◆ GOAL OF THE EXERCISE
Give the data below again exactly as written, without its pictures.

** START DATA PROVIDED **

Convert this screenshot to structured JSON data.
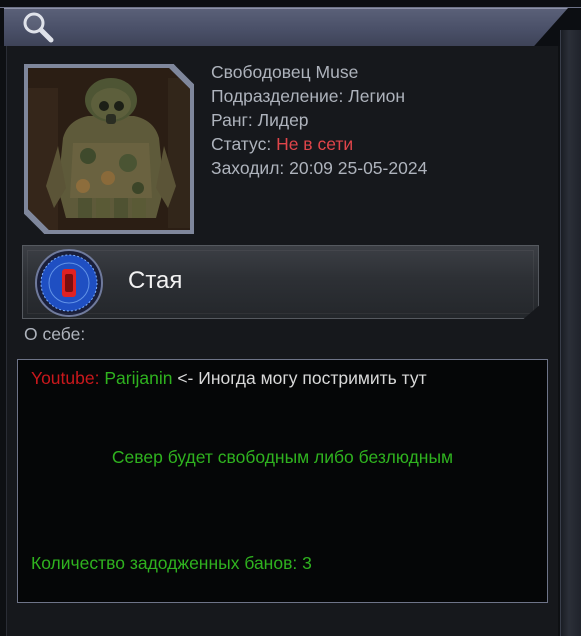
{
  "header": {
    "icon": "search-icon"
  },
  "profile": {
    "name_line": "Свободовец Muse",
    "division": "Подразделение: Легион",
    "rank": "Ранг: Лидер",
    "status_label": "Статус:",
    "status_value": "Не в сети",
    "last_seen": "Заходил: 20:09 25-05-2024",
    "avatar_icon": "avatar"
  },
  "clan": {
    "name": "Стая",
    "emblem_icon": "clan-emblem-icon"
  },
  "about": {
    "label": "О себе:",
    "youtube_label": "Youtube:",
    "youtube_channel": "Parijanin",
    "youtube_note": "<- Иногда могу постримить тут",
    "motto": "Север будет свободным либо безлюдным",
    "bans": "Количество задодженных банов: 3"
  },
  "colors": {
    "offline": "#e0454a",
    "green_text": "#2fb21f",
    "red_text": "#c9181c",
    "header_bar": "#4a5068"
  }
}
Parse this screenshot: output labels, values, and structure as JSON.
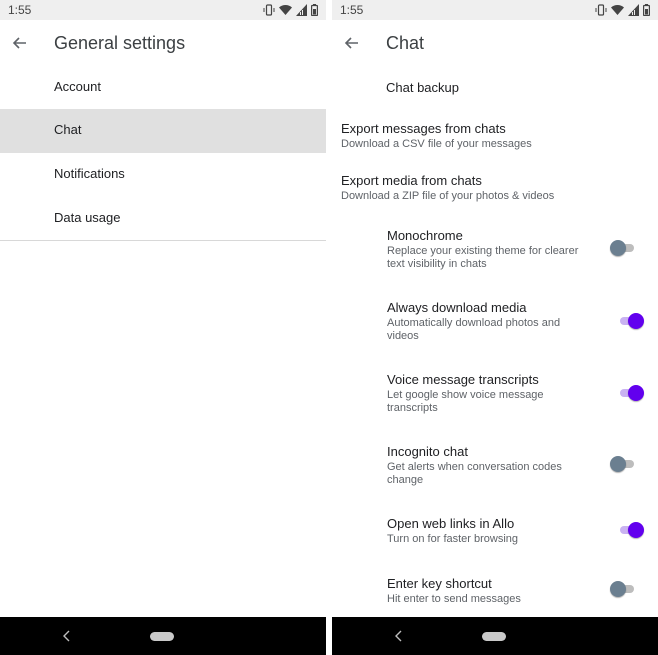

** END DATA PROVIDED **

◆ THE RESULT
Convert this screenshot to structured JSON data.
{
  "header": {
    "icon": "search-icon"
  },
  "profile": {
    "name_line": "Свободовец Muse",
    "division": "Подразделение: Легион",
    "rank": "Ранг: Лидер",
    "status_label": "Статус:",
    "status_value": "Не в сети",
    "last_seen": "Заходил: 20:09 25-05-2024",
    "avatar_icon": "avatar"
  },
  "clan": {
    "name": "Стая",
    "emblem_icon": "clan-emblem-icon"
  },
  "about": {
    "label": "О себе:",
    "youtube_label": "Youtube:",
    "youtube_channel": "Parijanin",
    "youtube_note": "<- Иногда могу постримить тут",
    "motto": "Север будет свободным либо безлюдным",
    "bans": "Количество задодженных банов: 3"
  },
  "colors": {
    "offline": "#e0454a",
    "green_text": "#2fb21f",
    "red_text": "#c9181c",
    "header_bar": "#4a5068"
  }
}
Parse this screenshot: output labels, values, and structure as JSON.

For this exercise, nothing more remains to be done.